Records supplied:
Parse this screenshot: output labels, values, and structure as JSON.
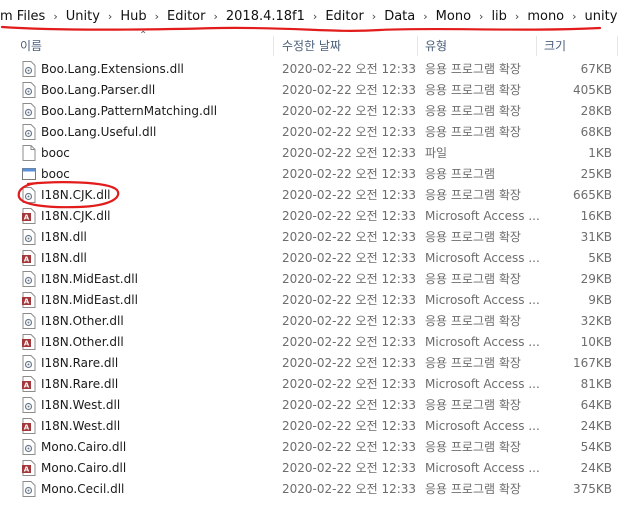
{
  "breadcrumb": [
    "m Files",
    "Unity",
    "Hub",
    "Editor",
    "2018.4.18f1",
    "Editor",
    "Data",
    "Mono",
    "lib",
    "mono",
    "unity"
  ],
  "columns": {
    "name": "이름",
    "date": "수정한 날짜",
    "type": "유형",
    "size": "크기"
  },
  "files": [
    {
      "name": "Boo.Lang.Extensions.dll",
      "date": "2020-02-22 오전 12:33",
      "type": "응용 프로그램 확장",
      "size": "67KB",
      "icon": "dll-icon"
    },
    {
      "name": "Boo.Lang.Parser.dll",
      "date": "2020-02-22 오전 12:33",
      "type": "응용 프로그램 확장",
      "size": "405KB",
      "icon": "dll-icon"
    },
    {
      "name": "Boo.Lang.PatternMatching.dll",
      "date": "2020-02-22 오전 12:33",
      "type": "응용 프로그램 확장",
      "size": "28KB",
      "icon": "dll-icon"
    },
    {
      "name": "Boo.Lang.Useful.dll",
      "date": "2020-02-22 오전 12:33",
      "type": "응용 프로그램 확장",
      "size": "68KB",
      "icon": "dll-icon"
    },
    {
      "name": "booc",
      "date": "2020-02-22 오전 12:33",
      "type": "파일",
      "size": "1KB",
      "icon": "file-icon"
    },
    {
      "name": "booc",
      "date": "2020-02-22 오전 12:33",
      "type": "응용 프로그램",
      "size": "25KB",
      "icon": "exe-icon"
    },
    {
      "name": "I18N.CJK.dll",
      "date": "2020-02-22 오전 12:33",
      "type": "응용 프로그램 확장",
      "size": "665KB",
      "icon": "dll-icon"
    },
    {
      "name": "I18N.CJK.dll",
      "date": "2020-02-22 오전 12:33",
      "type": "Microsoft Access ...",
      "size": "16KB",
      "icon": "access-icon"
    },
    {
      "name": "I18N.dll",
      "date": "2020-02-22 오전 12:33",
      "type": "응용 프로그램 확장",
      "size": "31KB",
      "icon": "dll-icon"
    },
    {
      "name": "I18N.dll",
      "date": "2020-02-22 오전 12:33",
      "type": "Microsoft Access ...",
      "size": "5KB",
      "icon": "access-icon"
    },
    {
      "name": "I18N.MidEast.dll",
      "date": "2020-02-22 오전 12:33",
      "type": "응용 프로그램 확장",
      "size": "29KB",
      "icon": "dll-icon"
    },
    {
      "name": "I18N.MidEast.dll",
      "date": "2020-02-22 오전 12:33",
      "type": "Microsoft Access ...",
      "size": "9KB",
      "icon": "access-icon"
    },
    {
      "name": "I18N.Other.dll",
      "date": "2020-02-22 오전 12:33",
      "type": "응용 프로그램 확장",
      "size": "32KB",
      "icon": "dll-icon"
    },
    {
      "name": "I18N.Other.dll",
      "date": "2020-02-22 오전 12:33",
      "type": "Microsoft Access ...",
      "size": "10KB",
      "icon": "access-icon"
    },
    {
      "name": "I18N.Rare.dll",
      "date": "2020-02-22 오전 12:33",
      "type": "응용 프로그램 확장",
      "size": "167KB",
      "icon": "dll-icon"
    },
    {
      "name": "I18N.Rare.dll",
      "date": "2020-02-22 오전 12:33",
      "type": "Microsoft Access ...",
      "size": "81KB",
      "icon": "access-icon"
    },
    {
      "name": "I18N.West.dll",
      "date": "2020-02-22 오전 12:33",
      "type": "응용 프로그램 확장",
      "size": "64KB",
      "icon": "dll-icon"
    },
    {
      "name": "I18N.West.dll",
      "date": "2020-02-22 오전 12:33",
      "type": "Microsoft Access ...",
      "size": "24KB",
      "icon": "access-icon"
    },
    {
      "name": "Mono.Cairo.dll",
      "date": "2020-02-22 오전 12:33",
      "type": "응용 프로그램 확장",
      "size": "54KB",
      "icon": "dll-icon"
    },
    {
      "name": "Mono.Cairo.dll",
      "date": "2020-02-22 오전 12:33",
      "type": "Microsoft Access ...",
      "size": "24KB",
      "icon": "access-icon"
    },
    {
      "name": "Mono.Cecil.dll",
      "date": "2020-02-22 오전 12:33",
      "type": "응용 프로그램 확장",
      "size": "375KB",
      "icon": "dll-icon"
    }
  ],
  "colors": {
    "annotation": "#e21b1b",
    "header_text": "#4c607a",
    "access_red": "#a4373a"
  }
}
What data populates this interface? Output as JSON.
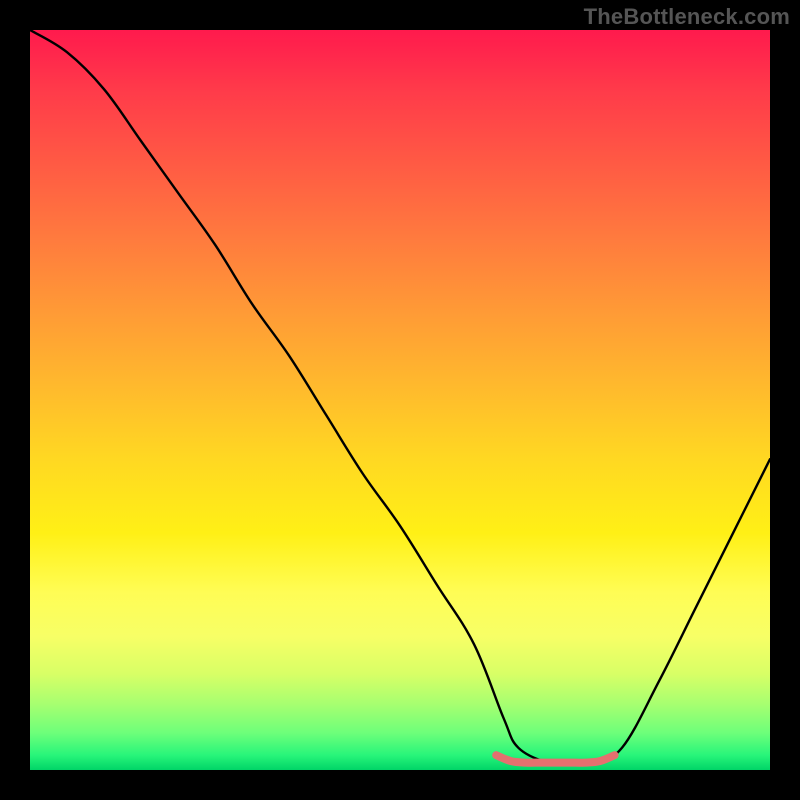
{
  "watermark": "TheBottleneck.com",
  "chart_data": {
    "type": "line",
    "title": "",
    "xlabel": "",
    "ylabel": "",
    "xlim": [
      0,
      100
    ],
    "ylim": [
      0,
      100
    ],
    "grid": false,
    "legend": false,
    "background": "rainbow-gradient",
    "series": [
      {
        "name": "main-curve",
        "color": "#000000",
        "x": [
          0,
          5,
          10,
          15,
          20,
          25,
          30,
          35,
          40,
          45,
          50,
          55,
          60,
          64,
          66,
          70,
          73,
          76,
          80,
          85,
          90,
          95,
          100
        ],
        "values": [
          100,
          97,
          92,
          85,
          78,
          71,
          63,
          56,
          48,
          40,
          33,
          25,
          17,
          7,
          3,
          1,
          1,
          1,
          3,
          12,
          22,
          32,
          42
        ]
      },
      {
        "name": "flat-highlight",
        "color": "#e4706f",
        "x": [
          63,
          65,
          67,
          69,
          71,
          73,
          75,
          77,
          79
        ],
        "values": [
          2,
          1.2,
          1,
          1,
          1,
          1,
          1,
          1.2,
          2
        ]
      }
    ]
  }
}
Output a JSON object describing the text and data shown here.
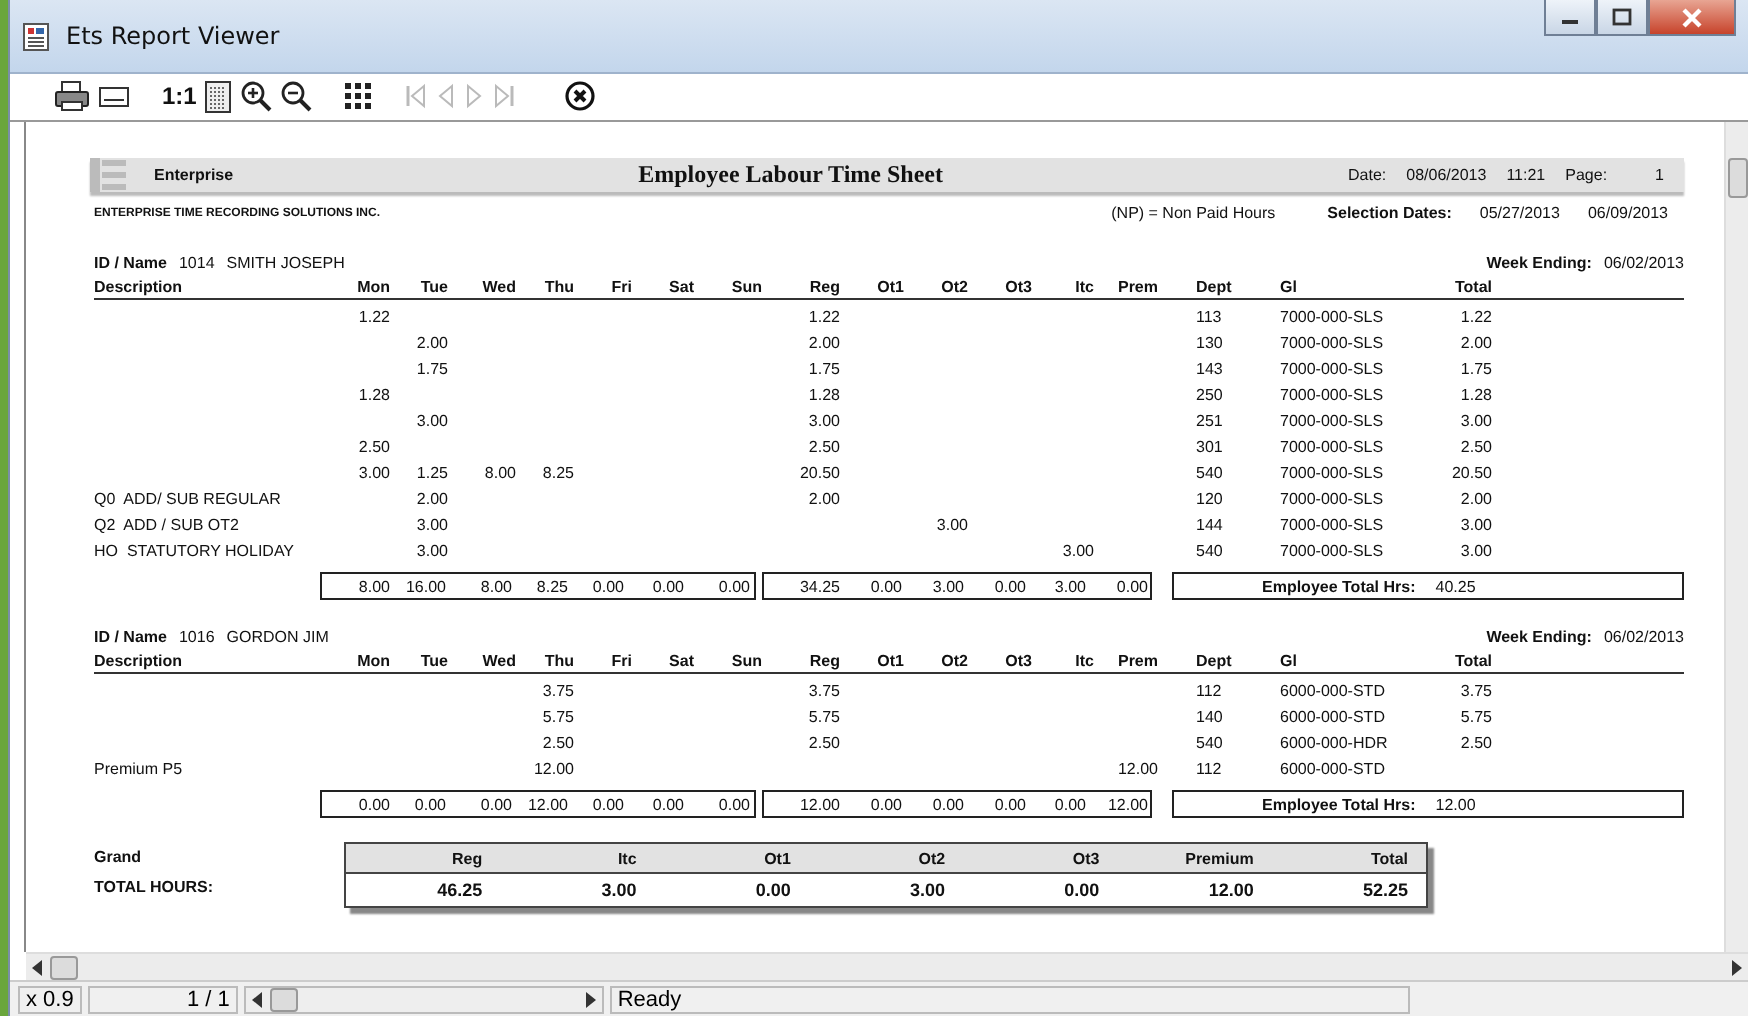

Task goal: Every entry above needs to be retyped exactly; drop the pictures.

Result below:
Parse this screenshot: output labels, values, and structure as JSON.
{
  "breadcrumb": [
    "m Files",
    "Unity",
    "Hub",
    "Editor",
    "2018.4.18f1",
    "Editor",
    "Data",
    "Mono",
    "lib",
    "mono",
    "unity"
  ],
  "columns": {
    "name": "이름",
    "date": "수정한 날짜",
    "type": "유형",
    "size": "크기"
  },
  "files": [
    {
      "name": "Boo.Lang.Extensions.dll",
      "date": "2020-02-22 오전 12:33",
      "type": "응용 프로그램 확장",
      "size": "67KB",
      "icon": "dll-icon"
    },
    {
      "name": "Boo.Lang.Parser.dll",
      "date": "2020-02-22 오전 12:33",
      "type": "응용 프로그램 확장",
      "size": "405KB",
      "icon": "dll-icon"
    },
    {
      "name": "Boo.Lang.PatternMatching.dll",
      "date": "2020-02-22 오전 12:33",
      "type": "응용 프로그램 확장",
      "size": "28KB",
      "icon": "dll-icon"
    },
    {
      "name": "Boo.Lang.Useful.dll",
      "date": "2020-02-22 오전 12:33",
      "type": "응용 프로그램 확장",
      "size": "68KB",
      "icon": "dll-icon"
    },
    {
      "name": "booc",
      "date": "2020-02-22 오전 12:33",
      "type": "파일",
      "size": "1KB",
      "icon": "file-icon"
    },
    {
      "name": "booc",
      "date": "2020-02-22 오전 12:33",
      "type": "응용 프로그램",
      "size": "25KB",
      "icon": "exe-icon"
    },
    {
      "name": "I18N.CJK.dll",
      "date": "2020-02-22 오전 12:33",
      "type": "응용 프로그램 확장",
      "size": "665KB",
      "icon": "dll-icon"
    },
    {
      "name": "I18N.CJK.dll",
      "date": "2020-02-22 오전 12:33",
      "type": "Microsoft Access ...",
      "size": "16KB",
      "icon": "access-icon"
    },
    {
      "name": "I18N.dll",
      "date": "2020-02-22 오전 12:33",
      "type": "응용 프로그램 확장",
      "size": "31KB",
      "icon": "dll-icon"
    },
    {
      "name": "I18N.dll",
      "date": "2020-02-22 오전 12:33",
      "type": "Microsoft Access ...",
      "size": "5KB",
      "icon": "access-icon"
    },
    {
      "name": "I18N.MidEast.dll",
      "date": "2020-02-22 오전 12:33",
      "type": "응용 프로그램 확장",
      "size": "29KB",
      "icon": "dll-icon"
    },
    {
      "name": "I18N.MidEast.dll",
      "date": "2020-02-22 오전 12:33",
      "type": "Microsoft Access ...",
      "size": "9KB",
      "icon": "access-icon"
    },
    {
      "name": "I18N.Other.dll",
      "date": "2020-02-22 오전 12:33",
      "type": "응용 프로그램 확장",
      "size": "32KB",
      "icon": "dll-icon"
    },
    {
      "name": "I18N.Other.dll",
      "date": "2020-02-22 오전 12:33",
      "type": "Microsoft Access ...",
      "size": "10KB",
      "icon": "access-icon"
    },
    {
      "name": "I18N.Rare.dll",
      "date": "2020-02-22 오전 12:33",
      "type": "응용 프로그램 확장",
      "size": "167KB",
      "icon": "dll-icon"
    },
    {
      "name": "I18N.Rare.dll",
      "date": "2020-02-22 오전 12:33",
      "type": "Microsoft Access ...",
      "size": "81KB",
      "icon": "access-icon"
    },
    {
      "name": "I18N.West.dll",
      "date": "2020-02-22 오전 12:33",
      "type": "응용 프로그램 확장",
      "size": "64KB",
      "icon": "dll-icon"
    },
    {
      "name": "I18N.West.dll",
      "date": "2020-02-22 오전 12:33",
      "type": "Microsoft Access ...",
      "size": "24KB",
      "icon": "access-icon"
    },
    {
      "name": "Mono.Cairo.dll",
      "date": "2020-02-22 오전 12:33",
      "type": "응용 프로그램 확장",
      "size": "54KB",
      "icon": "dll-icon"
    },
    {
      "name": "Mono.Cairo.dll",
      "date": "2020-02-22 오전 12:33",
      "type": "Microsoft Access ...",
      "size": "24KB",
      "icon": "access-icon"
    },
    {
      "name": "Mono.Cecil.dll",
      "date": "2020-02-22 오전 12:33",
      "type": "응용 프로그램 확장",
      "size": "375KB",
      "icon": "dll-icon"
    }
  ],
  "colors": {
    "annotation": "#e21b1b",
    "header_text": "#4c607a",
    "access_red": "#a4373a"
  }
}
What data populates this interface? Output as JSON.
{
  "watermark": "TheBottleneck.com",
  "chart_data": {
    "type": "line",
    "title": "",
    "xlabel": "",
    "ylabel": "",
    "xlim": [
      0,
      100
    ],
    "ylim": [
      0,
      100
    ],
    "grid": false,
    "legend": false,
    "background": "rainbow-gradient",
    "series": [
      {
        "name": "main-curve",
        "color": "#000000",
        "x": [
          0,
          5,
          10,
          15,
          20,
          25,
          30,
          35,
          40,
          45,
          50,
          55,
          60,
          64,
          66,
          70,
          73,
          76,
          80,
          85,
          90,
          95,
          100
        ],
        "values": [
          100,
          97,
          92,
          85,
          78,
          71,
          63,
          56,
          48,
          40,
          33,
          25,
          17,
          7,
          3,
          1,
          1,
          1,
          3,
          12,
          22,
          32,
          42
        ]
      },
      {
        "name": "flat-highlight",
        "color": "#e4706f",
        "x": [
          63,
          65,
          67,
          69,
          71,
          73,
          75,
          77,
          79
        ],
        "values": [
          2,
          1.2,
          1,
          1,
          1,
          1,
          1,
          1.2,
          2
        ]
      }
    ]
  }
}
Output a JSON object describing the text and data shown here.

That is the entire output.